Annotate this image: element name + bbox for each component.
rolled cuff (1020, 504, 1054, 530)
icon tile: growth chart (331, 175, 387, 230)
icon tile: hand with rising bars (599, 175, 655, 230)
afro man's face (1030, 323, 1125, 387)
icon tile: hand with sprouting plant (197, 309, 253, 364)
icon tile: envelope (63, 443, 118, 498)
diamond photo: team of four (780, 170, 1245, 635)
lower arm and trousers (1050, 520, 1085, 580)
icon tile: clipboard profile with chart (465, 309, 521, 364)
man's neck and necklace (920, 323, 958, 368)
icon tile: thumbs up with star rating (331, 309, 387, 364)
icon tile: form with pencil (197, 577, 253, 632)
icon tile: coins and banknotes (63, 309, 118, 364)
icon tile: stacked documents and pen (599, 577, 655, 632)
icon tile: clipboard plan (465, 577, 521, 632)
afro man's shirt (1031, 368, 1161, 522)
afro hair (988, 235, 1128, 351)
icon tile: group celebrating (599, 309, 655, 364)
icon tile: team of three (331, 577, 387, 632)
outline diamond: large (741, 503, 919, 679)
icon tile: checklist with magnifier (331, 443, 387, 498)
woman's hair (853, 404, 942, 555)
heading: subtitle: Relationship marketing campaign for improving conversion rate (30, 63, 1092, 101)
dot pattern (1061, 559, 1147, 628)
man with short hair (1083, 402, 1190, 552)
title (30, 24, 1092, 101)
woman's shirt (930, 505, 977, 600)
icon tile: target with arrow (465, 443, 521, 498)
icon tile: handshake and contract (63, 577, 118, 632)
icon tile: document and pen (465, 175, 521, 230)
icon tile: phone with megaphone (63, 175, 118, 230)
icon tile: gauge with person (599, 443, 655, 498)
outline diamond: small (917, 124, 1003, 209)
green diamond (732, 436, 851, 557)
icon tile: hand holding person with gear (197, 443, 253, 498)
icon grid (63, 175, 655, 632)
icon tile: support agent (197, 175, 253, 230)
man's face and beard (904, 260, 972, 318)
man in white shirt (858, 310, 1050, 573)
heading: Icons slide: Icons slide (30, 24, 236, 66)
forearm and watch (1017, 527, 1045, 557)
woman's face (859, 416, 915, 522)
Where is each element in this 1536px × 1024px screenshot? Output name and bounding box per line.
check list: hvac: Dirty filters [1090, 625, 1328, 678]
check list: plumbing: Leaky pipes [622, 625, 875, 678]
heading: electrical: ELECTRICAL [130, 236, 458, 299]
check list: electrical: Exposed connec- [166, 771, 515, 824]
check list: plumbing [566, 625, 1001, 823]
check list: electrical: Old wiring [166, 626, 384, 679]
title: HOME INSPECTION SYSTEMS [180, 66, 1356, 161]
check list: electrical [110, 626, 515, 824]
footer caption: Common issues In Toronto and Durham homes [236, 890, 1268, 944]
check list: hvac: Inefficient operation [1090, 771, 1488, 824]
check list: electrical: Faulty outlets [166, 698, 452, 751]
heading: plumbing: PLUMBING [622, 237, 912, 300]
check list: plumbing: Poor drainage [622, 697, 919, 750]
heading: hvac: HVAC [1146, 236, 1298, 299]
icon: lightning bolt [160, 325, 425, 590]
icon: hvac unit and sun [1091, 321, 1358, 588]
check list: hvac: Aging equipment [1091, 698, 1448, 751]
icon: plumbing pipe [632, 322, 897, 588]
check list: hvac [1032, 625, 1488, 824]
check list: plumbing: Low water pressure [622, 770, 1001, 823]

**Task requirements**
Rewrite all of the lines above, changing every "check list" to "checklist" and leaving everything else as it is.

**Output**
Annotate this image: element name + bbox for each component.
rolled cuff (1020, 504, 1054, 530)
icon tile: growth chart (331, 175, 387, 230)
icon tile: hand with rising bars (599, 175, 655, 230)
afro man's face (1030, 323, 1125, 387)
icon tile: hand with sprouting plant (197, 309, 253, 364)
icon tile: envelope (63, 443, 118, 498)
diamond photo: team of four (780, 170, 1245, 635)
lower arm and trousers (1050, 520, 1085, 580)
icon tile: clipboard profile with chart (465, 309, 521, 364)
man's neck and necklace (920, 323, 958, 368)
icon tile: thumbs up with star rating (331, 309, 387, 364)
icon tile: form with pencil (197, 577, 253, 632)
icon tile: coins and banknotes (63, 309, 118, 364)
icon tile: stacked documents and pen (599, 577, 655, 632)
icon tile: clipboard plan (465, 577, 521, 632)
afro man's shirt (1031, 368, 1161, 522)
afro hair (988, 235, 1128, 351)
icon tile: group celebrating (599, 309, 655, 364)
icon tile: team of three (331, 577, 387, 632)
outline diamond: large (741, 503, 919, 679)
icon tile: checklist with magnifier (331, 443, 387, 498)
woman's hair (853, 404, 942, 555)
heading: subtitle: Relationship marketing campaign for improving conversion rate (30, 63, 1092, 101)
dot pattern (1061, 559, 1147, 628)
man with short hair (1083, 402, 1190, 552)
title (30, 24, 1092, 101)
woman's shirt (930, 505, 977, 600)
icon tile: target with arrow (465, 443, 521, 498)
icon tile: handshake and contract (63, 577, 118, 632)
icon tile: document and pen (465, 175, 521, 230)
icon tile: phone with megaphone (63, 175, 118, 230)
icon tile: gauge with person (599, 443, 655, 498)
outline diamond: small (917, 124, 1003, 209)
green diamond (732, 436, 851, 557)
icon tile: hand holding person with gear (197, 443, 253, 498)
icon grid (63, 175, 655, 632)
icon tile: support agent (197, 175, 253, 230)
man's face and beard (904, 260, 972, 318)
man in white shirt (858, 310, 1050, 573)
heading: Icons slide: Icons slide (30, 24, 236, 66)
forearm and watch (1017, 527, 1045, 557)
woman's face (859, 416, 915, 522)
Where is each element in this 1536px × 1024px screenshot? Output name and bounding box per line.
checklist: hvac: Dirty filters [1090, 625, 1328, 678]
checklist: plumbing: Leaky pipes [622, 625, 875, 678]
heading: electrical: ELECTRICAL [130, 236, 458, 299]
checklist: electrical: Exposed connec- [166, 771, 515, 824]
checklist: plumbing [566, 625, 1001, 823]
checklist: electrical: Old wiring [166, 626, 384, 679]
title: HOME INSPECTION SYSTEMS [180, 66, 1356, 161]
checklist: electrical [110, 626, 515, 824]
footer caption: Common issues In Toronto and Durham homes [236, 890, 1268, 944]
checklist: hvac: Inefficient operation [1090, 771, 1488, 824]
checklist: electrical: Faulty outlets [166, 698, 452, 751]
heading: plumbing: PLUMBING [622, 237, 912, 300]
checklist: plumbing: Poor drainage [622, 697, 919, 750]
heading: hvac: HVAC [1146, 236, 1298, 299]
icon: lightning bolt [160, 325, 425, 590]
icon: hvac unit and sun [1091, 321, 1358, 588]
checklist: hvac: Aging equipment [1091, 698, 1448, 751]
icon: plumbing pipe [632, 322, 897, 588]
checklist: hvac [1032, 625, 1488, 824]
checklist: plumbing: Low water pressure [622, 770, 1001, 823]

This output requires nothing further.